* _Exercise instructions_:
For the material that follows, list every line containing the word "xlabel".

[Entries from a dataset]
— begin —

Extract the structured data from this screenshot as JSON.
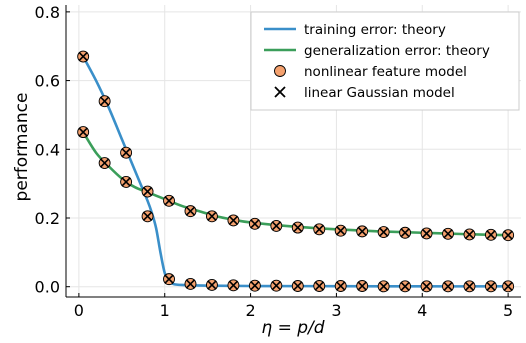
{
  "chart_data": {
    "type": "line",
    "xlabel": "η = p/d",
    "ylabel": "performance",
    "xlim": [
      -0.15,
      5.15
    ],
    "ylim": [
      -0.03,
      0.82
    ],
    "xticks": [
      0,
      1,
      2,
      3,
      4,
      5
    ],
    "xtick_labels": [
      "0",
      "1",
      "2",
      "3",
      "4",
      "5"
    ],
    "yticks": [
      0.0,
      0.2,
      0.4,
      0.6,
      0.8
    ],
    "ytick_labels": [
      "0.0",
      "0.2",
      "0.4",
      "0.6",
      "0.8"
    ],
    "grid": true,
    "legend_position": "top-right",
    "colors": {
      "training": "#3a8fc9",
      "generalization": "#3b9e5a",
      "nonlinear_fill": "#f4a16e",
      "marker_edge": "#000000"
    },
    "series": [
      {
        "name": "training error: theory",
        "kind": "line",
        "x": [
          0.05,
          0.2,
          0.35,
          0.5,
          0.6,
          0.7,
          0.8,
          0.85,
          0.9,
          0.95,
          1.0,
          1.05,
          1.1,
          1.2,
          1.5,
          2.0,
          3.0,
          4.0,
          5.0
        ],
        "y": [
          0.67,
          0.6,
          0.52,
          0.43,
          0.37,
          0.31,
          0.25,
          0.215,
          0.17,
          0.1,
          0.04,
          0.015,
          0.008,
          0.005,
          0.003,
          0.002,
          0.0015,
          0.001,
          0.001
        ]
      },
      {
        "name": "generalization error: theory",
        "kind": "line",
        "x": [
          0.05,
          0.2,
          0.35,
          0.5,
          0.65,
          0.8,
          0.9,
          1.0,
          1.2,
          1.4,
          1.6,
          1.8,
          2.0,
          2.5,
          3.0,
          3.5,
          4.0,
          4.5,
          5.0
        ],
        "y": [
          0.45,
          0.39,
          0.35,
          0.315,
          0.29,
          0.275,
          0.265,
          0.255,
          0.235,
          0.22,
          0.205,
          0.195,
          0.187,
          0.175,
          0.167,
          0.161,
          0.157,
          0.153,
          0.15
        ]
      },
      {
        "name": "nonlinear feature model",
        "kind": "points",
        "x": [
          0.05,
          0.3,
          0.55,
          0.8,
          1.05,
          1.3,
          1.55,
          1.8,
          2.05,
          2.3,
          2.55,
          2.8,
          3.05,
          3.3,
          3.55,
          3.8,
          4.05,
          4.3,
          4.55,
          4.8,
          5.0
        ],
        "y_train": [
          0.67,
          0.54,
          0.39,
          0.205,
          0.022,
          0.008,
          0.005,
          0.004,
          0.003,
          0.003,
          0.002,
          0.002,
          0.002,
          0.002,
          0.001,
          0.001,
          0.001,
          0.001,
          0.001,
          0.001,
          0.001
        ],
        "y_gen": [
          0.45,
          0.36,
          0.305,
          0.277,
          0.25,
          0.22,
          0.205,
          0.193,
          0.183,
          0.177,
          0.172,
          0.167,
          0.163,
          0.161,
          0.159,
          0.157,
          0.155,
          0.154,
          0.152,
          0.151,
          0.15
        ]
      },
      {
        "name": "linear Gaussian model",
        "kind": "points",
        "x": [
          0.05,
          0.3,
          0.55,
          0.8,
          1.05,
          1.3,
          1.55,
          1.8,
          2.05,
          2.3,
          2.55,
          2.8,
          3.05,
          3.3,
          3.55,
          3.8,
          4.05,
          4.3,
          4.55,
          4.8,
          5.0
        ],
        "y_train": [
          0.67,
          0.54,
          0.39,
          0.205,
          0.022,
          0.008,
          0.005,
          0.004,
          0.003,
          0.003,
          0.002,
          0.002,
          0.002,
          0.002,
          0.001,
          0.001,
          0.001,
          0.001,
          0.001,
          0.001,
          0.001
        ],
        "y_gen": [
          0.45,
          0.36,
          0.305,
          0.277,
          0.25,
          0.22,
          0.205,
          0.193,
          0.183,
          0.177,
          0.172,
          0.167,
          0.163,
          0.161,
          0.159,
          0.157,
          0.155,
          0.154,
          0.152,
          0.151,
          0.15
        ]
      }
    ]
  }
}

— end —
— begin —

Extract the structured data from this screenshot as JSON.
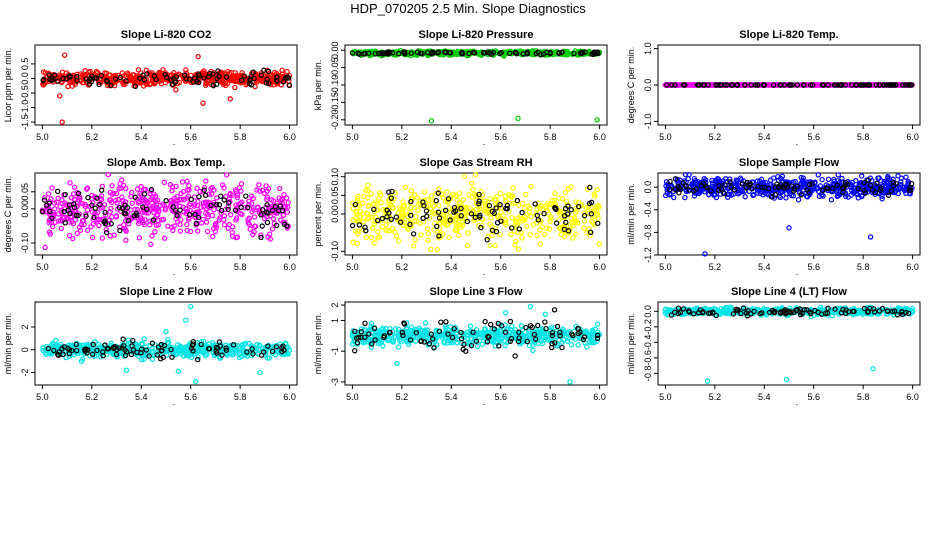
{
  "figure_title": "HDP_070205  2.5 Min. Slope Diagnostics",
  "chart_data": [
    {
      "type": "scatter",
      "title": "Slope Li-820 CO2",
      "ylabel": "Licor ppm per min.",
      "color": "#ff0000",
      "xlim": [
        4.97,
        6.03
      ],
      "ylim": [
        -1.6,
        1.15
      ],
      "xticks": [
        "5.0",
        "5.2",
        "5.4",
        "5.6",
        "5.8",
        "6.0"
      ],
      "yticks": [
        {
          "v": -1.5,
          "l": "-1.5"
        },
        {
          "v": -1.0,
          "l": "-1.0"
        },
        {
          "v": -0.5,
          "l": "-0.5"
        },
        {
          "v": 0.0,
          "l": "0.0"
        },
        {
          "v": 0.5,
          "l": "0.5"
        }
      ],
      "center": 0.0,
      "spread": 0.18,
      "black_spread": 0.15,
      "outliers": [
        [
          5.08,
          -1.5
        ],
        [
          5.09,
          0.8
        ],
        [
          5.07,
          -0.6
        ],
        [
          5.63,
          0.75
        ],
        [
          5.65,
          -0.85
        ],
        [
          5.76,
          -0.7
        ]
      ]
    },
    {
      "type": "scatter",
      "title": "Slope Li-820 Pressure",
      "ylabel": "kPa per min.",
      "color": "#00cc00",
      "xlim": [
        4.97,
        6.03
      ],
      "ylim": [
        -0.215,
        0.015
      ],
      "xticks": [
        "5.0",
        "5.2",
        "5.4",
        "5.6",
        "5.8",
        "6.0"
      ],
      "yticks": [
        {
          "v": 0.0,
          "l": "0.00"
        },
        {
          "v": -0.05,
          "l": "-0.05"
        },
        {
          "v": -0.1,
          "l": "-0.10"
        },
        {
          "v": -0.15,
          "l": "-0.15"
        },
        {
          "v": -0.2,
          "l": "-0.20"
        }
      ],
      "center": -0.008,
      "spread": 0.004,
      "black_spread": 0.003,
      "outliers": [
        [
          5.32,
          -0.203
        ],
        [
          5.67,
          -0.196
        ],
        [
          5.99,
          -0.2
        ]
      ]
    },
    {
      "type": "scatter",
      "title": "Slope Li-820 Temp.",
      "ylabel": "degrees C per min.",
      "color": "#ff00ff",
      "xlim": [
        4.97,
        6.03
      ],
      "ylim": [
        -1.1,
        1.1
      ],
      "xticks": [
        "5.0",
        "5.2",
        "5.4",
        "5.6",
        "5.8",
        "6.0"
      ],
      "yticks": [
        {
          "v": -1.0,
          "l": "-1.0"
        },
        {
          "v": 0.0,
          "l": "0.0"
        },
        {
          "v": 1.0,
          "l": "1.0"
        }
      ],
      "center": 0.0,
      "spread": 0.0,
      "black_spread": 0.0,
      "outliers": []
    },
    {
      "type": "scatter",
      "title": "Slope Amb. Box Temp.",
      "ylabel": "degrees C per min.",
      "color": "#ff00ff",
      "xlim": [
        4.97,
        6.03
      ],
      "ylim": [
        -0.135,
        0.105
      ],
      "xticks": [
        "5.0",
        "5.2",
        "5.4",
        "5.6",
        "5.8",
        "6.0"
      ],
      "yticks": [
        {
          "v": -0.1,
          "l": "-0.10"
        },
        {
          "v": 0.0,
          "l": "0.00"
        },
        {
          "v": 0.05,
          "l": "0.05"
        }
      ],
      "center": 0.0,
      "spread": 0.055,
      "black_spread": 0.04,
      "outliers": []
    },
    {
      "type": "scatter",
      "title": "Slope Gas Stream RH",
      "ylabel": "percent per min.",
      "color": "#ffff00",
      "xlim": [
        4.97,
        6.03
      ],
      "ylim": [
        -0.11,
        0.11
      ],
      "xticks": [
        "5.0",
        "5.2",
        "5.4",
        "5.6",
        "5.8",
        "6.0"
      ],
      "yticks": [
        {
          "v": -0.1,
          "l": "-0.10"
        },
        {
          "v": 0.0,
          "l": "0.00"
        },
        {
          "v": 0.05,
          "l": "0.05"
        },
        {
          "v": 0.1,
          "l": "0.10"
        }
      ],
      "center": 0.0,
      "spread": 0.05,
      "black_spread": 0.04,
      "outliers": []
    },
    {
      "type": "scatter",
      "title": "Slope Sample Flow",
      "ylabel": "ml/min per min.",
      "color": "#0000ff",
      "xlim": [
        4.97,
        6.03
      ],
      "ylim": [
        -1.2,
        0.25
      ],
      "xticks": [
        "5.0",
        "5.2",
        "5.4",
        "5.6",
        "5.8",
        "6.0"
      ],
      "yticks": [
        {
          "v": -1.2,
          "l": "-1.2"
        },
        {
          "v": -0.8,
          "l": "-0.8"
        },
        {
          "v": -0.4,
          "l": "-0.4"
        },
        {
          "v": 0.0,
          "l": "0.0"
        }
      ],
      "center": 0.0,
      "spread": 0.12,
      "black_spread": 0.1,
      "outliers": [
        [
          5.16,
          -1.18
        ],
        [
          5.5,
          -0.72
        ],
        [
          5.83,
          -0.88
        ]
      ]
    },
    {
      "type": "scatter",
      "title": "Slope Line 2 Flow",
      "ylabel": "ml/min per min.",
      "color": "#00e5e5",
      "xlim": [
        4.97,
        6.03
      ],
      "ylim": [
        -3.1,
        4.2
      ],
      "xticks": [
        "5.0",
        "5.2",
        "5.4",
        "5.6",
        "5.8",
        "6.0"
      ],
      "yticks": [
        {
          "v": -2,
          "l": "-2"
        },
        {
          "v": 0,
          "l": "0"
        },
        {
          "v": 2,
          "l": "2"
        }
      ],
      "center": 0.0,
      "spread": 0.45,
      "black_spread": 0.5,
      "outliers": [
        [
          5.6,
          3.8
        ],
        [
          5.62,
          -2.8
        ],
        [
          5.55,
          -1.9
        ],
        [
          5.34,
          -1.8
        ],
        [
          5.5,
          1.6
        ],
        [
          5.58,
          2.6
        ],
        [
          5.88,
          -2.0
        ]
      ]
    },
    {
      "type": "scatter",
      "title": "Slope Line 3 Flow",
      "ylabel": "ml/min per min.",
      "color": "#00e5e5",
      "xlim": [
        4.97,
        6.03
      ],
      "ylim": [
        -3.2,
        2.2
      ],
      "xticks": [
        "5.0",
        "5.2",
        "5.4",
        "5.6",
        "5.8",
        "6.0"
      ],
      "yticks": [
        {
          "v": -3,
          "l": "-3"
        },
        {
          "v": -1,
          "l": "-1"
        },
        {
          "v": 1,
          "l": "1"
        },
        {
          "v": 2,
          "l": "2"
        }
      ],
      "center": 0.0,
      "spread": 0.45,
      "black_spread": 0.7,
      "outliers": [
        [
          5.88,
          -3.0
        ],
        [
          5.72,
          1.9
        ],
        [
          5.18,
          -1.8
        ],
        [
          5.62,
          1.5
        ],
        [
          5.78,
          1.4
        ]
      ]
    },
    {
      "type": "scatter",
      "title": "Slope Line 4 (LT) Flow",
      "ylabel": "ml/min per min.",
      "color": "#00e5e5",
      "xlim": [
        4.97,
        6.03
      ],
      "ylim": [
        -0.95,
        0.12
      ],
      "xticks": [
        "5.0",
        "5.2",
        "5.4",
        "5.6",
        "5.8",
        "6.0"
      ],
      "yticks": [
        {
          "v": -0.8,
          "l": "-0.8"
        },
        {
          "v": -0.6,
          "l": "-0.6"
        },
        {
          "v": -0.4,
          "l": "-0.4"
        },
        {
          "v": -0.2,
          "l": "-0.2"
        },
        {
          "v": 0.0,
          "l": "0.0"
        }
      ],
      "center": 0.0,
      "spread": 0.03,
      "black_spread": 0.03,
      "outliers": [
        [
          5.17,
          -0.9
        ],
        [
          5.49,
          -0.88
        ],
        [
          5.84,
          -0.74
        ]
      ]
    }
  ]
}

— end —
— begin —

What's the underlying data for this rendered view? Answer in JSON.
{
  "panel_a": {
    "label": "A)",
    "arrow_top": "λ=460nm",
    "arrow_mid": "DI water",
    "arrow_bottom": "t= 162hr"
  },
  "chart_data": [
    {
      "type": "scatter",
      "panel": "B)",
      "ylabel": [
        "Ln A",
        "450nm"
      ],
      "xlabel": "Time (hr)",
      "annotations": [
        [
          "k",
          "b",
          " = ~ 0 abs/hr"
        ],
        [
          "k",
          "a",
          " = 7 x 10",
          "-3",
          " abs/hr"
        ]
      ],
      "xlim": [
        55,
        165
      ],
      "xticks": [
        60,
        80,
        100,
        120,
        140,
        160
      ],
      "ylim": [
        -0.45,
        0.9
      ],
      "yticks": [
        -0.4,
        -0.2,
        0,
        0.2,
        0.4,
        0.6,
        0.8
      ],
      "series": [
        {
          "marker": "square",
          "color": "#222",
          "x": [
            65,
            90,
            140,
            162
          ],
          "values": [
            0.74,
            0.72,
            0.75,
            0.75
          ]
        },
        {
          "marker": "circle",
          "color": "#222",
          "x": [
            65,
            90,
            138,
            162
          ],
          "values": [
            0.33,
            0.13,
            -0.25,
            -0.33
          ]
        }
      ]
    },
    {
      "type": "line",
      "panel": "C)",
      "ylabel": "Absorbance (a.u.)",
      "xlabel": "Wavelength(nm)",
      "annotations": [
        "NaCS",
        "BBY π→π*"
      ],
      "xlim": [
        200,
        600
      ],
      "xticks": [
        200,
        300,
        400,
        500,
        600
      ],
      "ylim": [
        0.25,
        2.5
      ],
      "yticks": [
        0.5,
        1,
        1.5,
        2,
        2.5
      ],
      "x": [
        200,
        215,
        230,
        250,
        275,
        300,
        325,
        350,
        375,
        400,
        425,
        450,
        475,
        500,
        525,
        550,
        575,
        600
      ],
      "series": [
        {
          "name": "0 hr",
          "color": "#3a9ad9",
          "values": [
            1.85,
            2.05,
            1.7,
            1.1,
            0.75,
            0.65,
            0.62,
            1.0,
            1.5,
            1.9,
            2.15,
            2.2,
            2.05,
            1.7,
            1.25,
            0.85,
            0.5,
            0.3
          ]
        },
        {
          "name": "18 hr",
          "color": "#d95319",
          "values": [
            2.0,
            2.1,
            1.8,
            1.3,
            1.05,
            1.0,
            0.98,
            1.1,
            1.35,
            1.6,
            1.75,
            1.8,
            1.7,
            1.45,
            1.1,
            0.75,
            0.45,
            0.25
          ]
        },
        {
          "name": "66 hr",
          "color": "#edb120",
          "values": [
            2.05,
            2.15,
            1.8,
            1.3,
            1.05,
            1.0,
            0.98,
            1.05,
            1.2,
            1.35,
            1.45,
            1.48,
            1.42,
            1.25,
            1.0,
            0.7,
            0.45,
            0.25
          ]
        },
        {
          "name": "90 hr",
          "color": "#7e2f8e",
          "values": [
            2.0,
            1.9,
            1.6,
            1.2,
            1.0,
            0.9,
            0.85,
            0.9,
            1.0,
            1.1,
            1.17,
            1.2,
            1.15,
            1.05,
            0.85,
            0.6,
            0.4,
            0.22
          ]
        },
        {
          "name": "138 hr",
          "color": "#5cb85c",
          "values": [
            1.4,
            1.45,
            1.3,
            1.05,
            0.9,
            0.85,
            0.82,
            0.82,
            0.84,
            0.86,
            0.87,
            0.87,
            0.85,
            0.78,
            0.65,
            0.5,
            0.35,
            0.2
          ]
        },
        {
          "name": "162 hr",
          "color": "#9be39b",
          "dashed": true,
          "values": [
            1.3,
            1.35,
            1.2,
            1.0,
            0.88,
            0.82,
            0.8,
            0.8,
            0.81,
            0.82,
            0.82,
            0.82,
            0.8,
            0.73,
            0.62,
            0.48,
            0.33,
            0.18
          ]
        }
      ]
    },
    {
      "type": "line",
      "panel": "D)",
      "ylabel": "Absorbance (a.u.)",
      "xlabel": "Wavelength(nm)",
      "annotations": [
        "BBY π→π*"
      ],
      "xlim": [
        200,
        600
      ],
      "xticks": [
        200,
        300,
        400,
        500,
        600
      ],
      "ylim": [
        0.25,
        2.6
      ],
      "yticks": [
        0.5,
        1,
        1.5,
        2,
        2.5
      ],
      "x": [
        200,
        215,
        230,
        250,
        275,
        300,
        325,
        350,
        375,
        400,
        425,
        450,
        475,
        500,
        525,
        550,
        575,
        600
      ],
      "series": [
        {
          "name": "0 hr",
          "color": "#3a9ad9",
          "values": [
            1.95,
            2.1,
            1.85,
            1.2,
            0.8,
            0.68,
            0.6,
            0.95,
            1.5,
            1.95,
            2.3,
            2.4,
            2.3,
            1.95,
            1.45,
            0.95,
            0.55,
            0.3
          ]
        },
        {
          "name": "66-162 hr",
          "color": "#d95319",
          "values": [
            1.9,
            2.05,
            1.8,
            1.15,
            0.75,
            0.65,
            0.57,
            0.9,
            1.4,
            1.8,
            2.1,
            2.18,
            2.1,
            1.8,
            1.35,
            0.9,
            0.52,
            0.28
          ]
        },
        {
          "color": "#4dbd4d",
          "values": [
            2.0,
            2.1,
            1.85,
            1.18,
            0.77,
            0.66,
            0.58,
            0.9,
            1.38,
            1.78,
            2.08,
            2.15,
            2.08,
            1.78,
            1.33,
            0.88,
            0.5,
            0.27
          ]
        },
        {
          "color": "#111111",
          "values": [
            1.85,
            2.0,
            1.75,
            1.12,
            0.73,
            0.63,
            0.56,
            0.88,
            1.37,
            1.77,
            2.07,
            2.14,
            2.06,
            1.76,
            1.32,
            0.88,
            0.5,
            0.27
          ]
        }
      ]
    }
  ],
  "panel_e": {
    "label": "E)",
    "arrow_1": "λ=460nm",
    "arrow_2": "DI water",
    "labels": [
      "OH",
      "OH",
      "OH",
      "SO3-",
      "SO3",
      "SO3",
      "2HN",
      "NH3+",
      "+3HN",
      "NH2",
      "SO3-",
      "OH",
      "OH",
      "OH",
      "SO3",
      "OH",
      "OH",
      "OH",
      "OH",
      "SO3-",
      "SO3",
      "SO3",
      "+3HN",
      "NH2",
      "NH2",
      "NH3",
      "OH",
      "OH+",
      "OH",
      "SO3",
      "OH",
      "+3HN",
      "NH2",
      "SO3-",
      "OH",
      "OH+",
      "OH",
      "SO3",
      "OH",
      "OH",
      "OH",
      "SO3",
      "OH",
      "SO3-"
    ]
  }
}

— end —

* _Task result_:
    "xlabel": "η = p/d",
      "xlabel": "Time (hr)",
      "xlabel": "Wavelength(nm)",
      "xlabel": "Wavelength(nm)",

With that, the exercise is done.